▶ _DATA PROVIDED_:
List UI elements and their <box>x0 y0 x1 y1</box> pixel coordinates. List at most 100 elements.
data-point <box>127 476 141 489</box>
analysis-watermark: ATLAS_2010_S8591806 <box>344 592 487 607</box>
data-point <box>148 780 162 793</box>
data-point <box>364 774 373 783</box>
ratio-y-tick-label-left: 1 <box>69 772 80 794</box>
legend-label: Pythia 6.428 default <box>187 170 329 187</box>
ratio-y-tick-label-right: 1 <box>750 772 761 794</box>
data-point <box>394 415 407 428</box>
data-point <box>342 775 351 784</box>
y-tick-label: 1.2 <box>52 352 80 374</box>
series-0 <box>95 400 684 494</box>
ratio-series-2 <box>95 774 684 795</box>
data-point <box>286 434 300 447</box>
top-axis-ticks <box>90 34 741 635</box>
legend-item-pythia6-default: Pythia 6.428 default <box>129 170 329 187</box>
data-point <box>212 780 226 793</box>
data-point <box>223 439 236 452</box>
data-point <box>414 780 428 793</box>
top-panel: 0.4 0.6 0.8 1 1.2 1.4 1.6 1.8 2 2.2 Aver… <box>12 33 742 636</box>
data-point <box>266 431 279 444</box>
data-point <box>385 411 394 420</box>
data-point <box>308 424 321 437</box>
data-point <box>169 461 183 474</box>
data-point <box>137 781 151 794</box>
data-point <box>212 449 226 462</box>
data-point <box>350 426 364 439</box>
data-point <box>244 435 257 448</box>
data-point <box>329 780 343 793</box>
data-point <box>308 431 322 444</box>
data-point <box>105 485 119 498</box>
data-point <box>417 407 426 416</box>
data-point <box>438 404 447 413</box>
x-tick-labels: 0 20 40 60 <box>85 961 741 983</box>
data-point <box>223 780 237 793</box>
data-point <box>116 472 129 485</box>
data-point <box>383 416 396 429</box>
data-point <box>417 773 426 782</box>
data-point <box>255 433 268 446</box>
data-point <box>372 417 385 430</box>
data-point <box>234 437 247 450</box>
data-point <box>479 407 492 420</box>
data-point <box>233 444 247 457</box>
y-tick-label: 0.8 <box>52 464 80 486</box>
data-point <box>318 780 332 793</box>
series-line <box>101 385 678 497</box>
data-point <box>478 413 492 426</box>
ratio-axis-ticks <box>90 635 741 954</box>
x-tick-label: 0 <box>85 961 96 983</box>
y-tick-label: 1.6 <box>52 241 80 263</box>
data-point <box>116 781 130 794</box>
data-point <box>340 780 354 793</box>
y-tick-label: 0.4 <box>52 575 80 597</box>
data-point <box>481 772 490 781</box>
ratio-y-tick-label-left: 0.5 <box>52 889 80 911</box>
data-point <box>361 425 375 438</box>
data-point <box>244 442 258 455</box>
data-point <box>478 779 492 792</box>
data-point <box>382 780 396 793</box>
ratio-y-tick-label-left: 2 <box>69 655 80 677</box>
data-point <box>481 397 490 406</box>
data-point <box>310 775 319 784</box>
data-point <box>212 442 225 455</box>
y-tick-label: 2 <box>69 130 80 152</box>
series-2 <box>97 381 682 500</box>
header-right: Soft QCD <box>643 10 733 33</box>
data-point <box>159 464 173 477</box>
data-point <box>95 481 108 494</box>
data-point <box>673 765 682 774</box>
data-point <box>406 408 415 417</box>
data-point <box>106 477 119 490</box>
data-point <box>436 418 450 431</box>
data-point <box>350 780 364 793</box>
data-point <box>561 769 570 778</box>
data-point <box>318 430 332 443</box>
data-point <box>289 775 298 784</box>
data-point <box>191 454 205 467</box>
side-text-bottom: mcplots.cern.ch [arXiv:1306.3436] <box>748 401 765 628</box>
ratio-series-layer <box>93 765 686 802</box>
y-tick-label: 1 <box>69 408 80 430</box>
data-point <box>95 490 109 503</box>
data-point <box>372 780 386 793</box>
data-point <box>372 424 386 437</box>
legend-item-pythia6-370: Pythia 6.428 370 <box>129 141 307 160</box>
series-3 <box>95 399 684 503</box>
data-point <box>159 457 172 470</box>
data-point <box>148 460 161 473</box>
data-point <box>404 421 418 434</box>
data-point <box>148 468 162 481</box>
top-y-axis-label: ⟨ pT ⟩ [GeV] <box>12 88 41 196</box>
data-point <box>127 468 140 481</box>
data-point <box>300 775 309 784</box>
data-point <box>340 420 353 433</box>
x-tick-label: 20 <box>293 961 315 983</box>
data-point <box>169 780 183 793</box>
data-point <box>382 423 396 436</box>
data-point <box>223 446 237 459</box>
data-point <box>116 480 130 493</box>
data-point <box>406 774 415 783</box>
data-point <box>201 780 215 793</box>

▶ _INSTRUCTIONS FOR THE TASK_:
Convert all the entries above into a Markdown table with the columns Row and Line. Give each non-blank line its own numbered row.

▶ _EXERCISE SOLUTION_:
| Row | Line |
|---|---|
| 1 | List UI elements and their <box>x0 y0 x1 y1</box> pixel coordinates. List at most 100 elements. |
| 2 | data-point <box>127 476 141 489</box> |
| 3 | analysis-watermark: ATLAS_2010_S8591806 <box>344 592 487 607</box> |
| 4 | data-point <box>148 780 162 793</box> |
| 5 | data-point <box>364 774 373 783</box> |
| 6 | ratio-y-tick-label-left: 1 <box>69 772 80 794</box> |
| 7 | legend-label: Pythia 6.428 default <box>187 170 329 187</box> |
| 8 | ratio-y-tick-label-right: 1 <box>750 772 761 794</box> |
| 9 | data-point <box>394 415 407 428</box> |
| 10 | data-point <box>342 775 351 784</box> |
| 11 | y-tick-label: 1.2 <box>52 352 80 374</box> |
| 12 | series-0 <box>95 400 684 494</box> |
| 13 | ratio-series-2 <box>95 774 684 795</box> |
| 14 | data-point <box>286 434 300 447</box> |
| 15 | top-axis-ticks <box>90 34 741 635</box> |
| 16 | legend-item-pythia6-default: Pythia 6.428 default <box>129 170 329 187</box> |
| 17 | data-point <box>212 780 226 793</box> |
| 18 | data-point <box>223 439 236 452</box> |
| 19 | data-point <box>414 780 428 793</box> |
| 20 | top-panel: 0.4 0.6 0.8 1 1.2 1.4 1.6 1.8 2 2.2 Aver… <box>12 33 742 636</box> |
| 21 | data-point <box>266 431 279 444</box> |
| 22 | data-point <box>385 411 394 420</box> |
| 23 | data-point <box>308 424 321 437</box> |
| 24 | data-point <box>169 461 183 474</box> |
| 25 | data-point <box>137 781 151 794</box> |
| 26 | data-point <box>212 449 226 462</box> |
| 27 | data-point <box>350 426 364 439</box> |
| 28 | data-point <box>244 435 257 448</box> |
| 29 | data-point <box>329 780 343 793</box> |
| 30 | data-point <box>308 431 322 444</box> |
| 31 | data-point <box>105 485 119 498</box> |
| 32 | data-point <box>417 407 426 416</box> |
| 33 | data-point <box>438 404 447 413</box> |
| 34 | x-tick-labels: 0 20 40 60 <box>85 961 741 983</box> |
| 35 | data-point <box>223 780 237 793</box> |
| 36 | data-point <box>116 472 129 485</box> |
| 37 | data-point <box>383 416 396 429</box> |
| 38 | data-point <box>417 773 426 782</box> |
| 39 | data-point <box>255 433 268 446</box> |
| 40 | data-point <box>372 417 385 430</box> |
| 41 | data-point <box>234 437 247 450</box> |
| 42 | data-point <box>479 407 492 420</box> |
| 43 | data-point <box>233 444 247 457</box> |
| 44 | y-tick-label: 0.8 <box>52 464 80 486</box> |
| 45 | data-point <box>318 780 332 793</box> |
| 46 | series-line <box>101 385 678 497</box> |
| 47 | data-point <box>478 413 492 426</box> |
| 48 | ratio-axis-ticks <box>90 635 741 954</box> |
| 49 | x-tick-label: 0 <box>85 961 96 983</box> |
| 50 | y-tick-label: 1.6 <box>52 241 80 263</box> |
| 51 | data-point <box>116 781 130 794</box> |
| 52 | data-point <box>340 780 354 793</box> |
| 53 | y-tick-label: 0.4 <box>52 575 80 597</box> |
| 54 | data-point <box>481 772 490 781</box> |
| 55 | ratio-y-tick-label-left: 0.5 <box>52 889 80 911</box> |
| 56 | data-point <box>361 425 375 438</box> |
| 57 | data-point <box>244 442 258 455</box> |
| 58 | data-point <box>478 779 492 792</box> |
| 59 | data-point <box>382 780 396 793</box> |
| 60 | ratio-y-tick-label-left: 2 <box>69 655 80 677</box> |
| 61 | data-point <box>481 397 490 406</box> |
| 62 | data-point <box>310 775 319 784</box> |
| 63 | data-point <box>212 442 225 455</box> |
| 64 | y-tick-label: 2 <box>69 130 80 152</box> |
| 65 | series-2 <box>97 381 682 500</box> |
| 66 | header-right: Soft QCD <box>643 10 733 33</box> |
| 67 | data-point <box>159 464 173 477</box> |
| 68 | data-point <box>95 481 108 494</box> |
| 69 | data-point <box>673 765 682 774</box> |
| 70 | data-point <box>406 408 415 417</box> |
| 71 | data-point <box>106 477 119 490</box> |
| 72 | data-point <box>436 418 450 431</box> |
| 73 | data-point <box>350 780 364 793</box> |
| 74 | data-point <box>561 769 570 778</box> |
| 75 | data-point <box>318 430 332 443</box> |
| 76 | data-point <box>289 775 298 784</box> |
| 77 | data-point <box>191 454 205 467</box> |
| 78 | side-text-bottom: mcplots.cern.ch [arXiv:1306.3436] <box>748 401 765 628</box> |
| 79 | ratio-series-layer <box>93 765 686 802</box> |
| 80 | y-tick-label: 1 <box>69 408 80 430</box> |
| 81 | data-point <box>95 490 109 503</box> |
| 82 | data-point <box>372 780 386 793</box> |
| 83 | data-point <box>372 424 386 437</box> |
| 84 | legend-item-pythia6-370: Pythia 6.428 370 <box>129 141 307 160</box> |
| 85 | series-3 <box>95 399 684 503</box> |
| 86 | data-point <box>159 457 172 470</box> |
| 87 | data-point <box>148 460 161 473</box> |
| 88 | data-point <box>404 421 418 434</box> |
| 89 | data-point <box>148 468 162 481</box> |
| 90 | top-y-axis-label: ⟨ pT ⟩ [GeV] <box>12 88 41 196</box> |
| 91 | data-point <box>127 468 140 481</box> |
| 92 | data-point <box>300 775 309 784</box> |
| 93 | data-point <box>340 420 353 433</box> |
| 94 | x-tick-label: 20 <box>293 961 315 983</box> |
| 95 | data-point <box>169 780 183 793</box> |
| 96 | data-point <box>382 423 396 436</box> |
| 97 | data-point <box>223 446 237 459</box> |
| 98 | data-point <box>116 480 130 493</box> |
| 99 | data-point <box>406 774 415 783</box> |
| 100 | data-point <box>201 780 215 793</box> |